> WORK TO COMPLETE: The records below need retyping in full; give them again exactly.

> DATA SUPPLIED:
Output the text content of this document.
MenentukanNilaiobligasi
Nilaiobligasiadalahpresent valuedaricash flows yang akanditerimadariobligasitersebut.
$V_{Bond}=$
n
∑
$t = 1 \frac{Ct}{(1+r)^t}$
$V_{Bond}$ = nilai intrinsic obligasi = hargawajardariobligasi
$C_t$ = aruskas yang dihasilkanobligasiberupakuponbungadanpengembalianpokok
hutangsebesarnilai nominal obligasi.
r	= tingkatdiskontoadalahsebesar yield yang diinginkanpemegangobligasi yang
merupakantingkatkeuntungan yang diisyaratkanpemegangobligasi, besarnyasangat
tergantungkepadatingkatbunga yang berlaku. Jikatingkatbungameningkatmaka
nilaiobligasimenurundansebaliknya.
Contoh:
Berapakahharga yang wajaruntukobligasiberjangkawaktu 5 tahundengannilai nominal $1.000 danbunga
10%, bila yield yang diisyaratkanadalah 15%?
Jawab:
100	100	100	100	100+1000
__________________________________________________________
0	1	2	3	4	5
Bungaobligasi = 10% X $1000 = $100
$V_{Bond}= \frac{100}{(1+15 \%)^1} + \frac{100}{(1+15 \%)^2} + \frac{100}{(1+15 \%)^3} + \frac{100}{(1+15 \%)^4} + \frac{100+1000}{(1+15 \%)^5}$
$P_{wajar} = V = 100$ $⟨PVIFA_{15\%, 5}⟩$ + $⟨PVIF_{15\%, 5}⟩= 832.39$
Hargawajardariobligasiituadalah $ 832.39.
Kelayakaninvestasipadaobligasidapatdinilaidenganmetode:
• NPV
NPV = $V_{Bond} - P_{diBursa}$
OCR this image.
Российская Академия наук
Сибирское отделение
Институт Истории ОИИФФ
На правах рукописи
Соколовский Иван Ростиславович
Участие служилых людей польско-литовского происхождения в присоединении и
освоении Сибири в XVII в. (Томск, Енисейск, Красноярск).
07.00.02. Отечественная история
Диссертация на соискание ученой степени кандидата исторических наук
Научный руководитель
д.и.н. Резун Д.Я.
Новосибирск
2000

> RESPONSE BELOW:
Output the text content of this document.
MenentukanNilaiobligasi
Nilaiobligasiadalahpresent valuedaricash flows yang akanditerimadariobligasitersebut.
$V_{Bond}=$
n
∑
$t = 1 \frac{Ct}{(1+r)^t}$
$V_{Bond}$ = nilai intrinsic obligasi = hargawajardariobligasi
$C_t$ = aruskas yang dihasilkanobligasiberupakuponbungadanpengembalianpokok
hutangsebesarnilai nominal obligasi.
r	= tingkatdiskontoadalahsebesar yield yang diinginkanpemegangobligasi yang
merupakantingkatkeuntungan yang diisyaratkanpemegangobligasi, besarnyasangat
tergantungkepadatingkatbunga yang berlaku. Jikatingkatbungameningkatmaka
nilaiobligasimenurundansebaliknya.
Contoh:
Berapakahharga yang wajaruntukobligasiberjangkawaktu 5 tahundengannilai nominal $1.000 danbunga
10%, bila yield yang diisyaratkanadalah 15%?
Jawab:
100	100	100	100	100+1000
__________________________________________________________
0	1	2	3	4	5
Bungaobligasi = 10% X $1000 = $100
$V_{Bond}= \frac{100}{(1+15 \%)^1} + \frac{100}{(1+15 \%)^2} + \frac{100}{(1+15 \%)^3} + \frac{100}{(1+15 \%)^4} + \frac{100+1000}{(1+15 \%)^5}$
$P_{wajar} = V = 100$ $⟨PVIFA_{15\%, 5}⟩$ + $⟨PVIF_{15\%, 5}⟩= 832.39$
Hargawajardariobligasiituadalah $ 832.39.
Kelayakaninvestasipadaobligasidapatdinilaidenganmetode:
• NPV
NPV = $V_{Bond} - P_{diBursa}$
OCR this image.
Российская Академия наук
Сибирское отделение
Институт Истории ОИИФФ
На правах рукописи
Соколовский Иван Ростиславович
Участие служилых людей польско-литовского происхождения в присоединении и
освоении Сибири в XVII в. (Томск, Енисейск, Красноярск).
07.00.02. Отечественная история
Диссертация на соискание ученой степени кандидата исторических наук
Научный руководитель
д.и.н. Резун Д.Я.
Новосибирск
2000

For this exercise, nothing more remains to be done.